Stored data entries:
════════════════════
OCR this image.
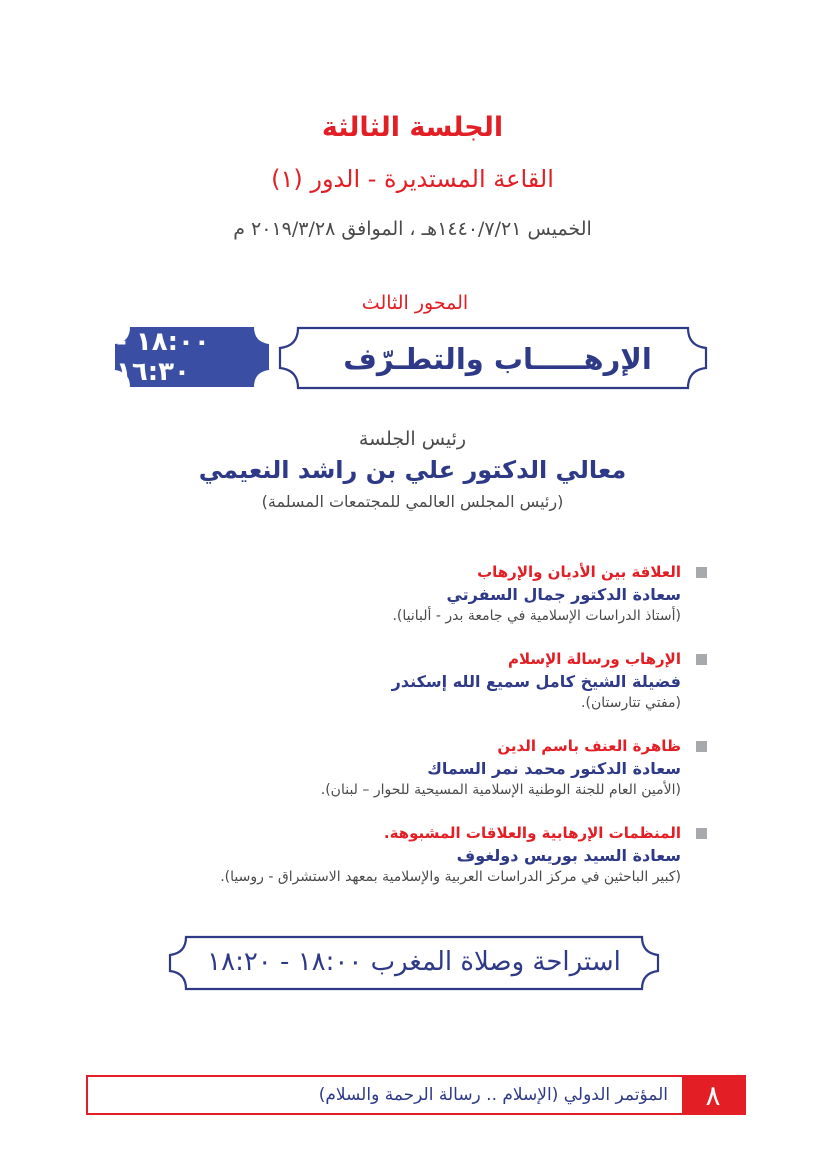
الجلسة الثالثة
القاعة المستديرة - الدور (١)
الخميس ١٤٤٠/٧/٢١هـ ، الموافق ٢٠١٩/٣/٢٨ م
المحور الثالث
الإرهـــــاب والتطـرّف
١٨:٠٠ - ١٦:٣٠
رئيس الجلسة
معالي الدكتور علي بن راشد النعيمي
(رئيس المجلس العالمي للمجتمعات المسلمة)
العلاقة بين الأديان والإرهاب
سعادة الدكتور جمال السفرتي
(أستاذ الدراسات الإسلامية في جامعة بدر - ألبانيا).
الإرهاب ورسالة الإسلام
فضيلة الشيخ كامل سميع الله إسكندر
(مفتي تتارستان).
ظاهرة العنف باسم الدين
سعادة الدكتور محمد نمر السماك
(الأمين العام للجنة الوطنية الإسلامية المسيحية للحوار – لبنان).
المنظمات الإرهابية والعلاقات المشبوهة.
سعادة السيد بوريس دولغوف
(كبير الباحثين في مركز الدراسات العربية والإسلامية بمعهد الاستشراق - روسيا).
استراحة وصلاة المغرب ١٨:٠٠ - ١٨:٢٠
٨
المؤتمر الدولي (الإسلام .. رسالة الرحمة والسلام)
════════════════════
Instruction =>
Pull every line containing the word "سعادة" out of the entries above.

Task result =>
سعادة الدكتور جمال السفرتي
سعادة الدكتور محمد نمر السماك
سعادة السيد بوريس دولغوف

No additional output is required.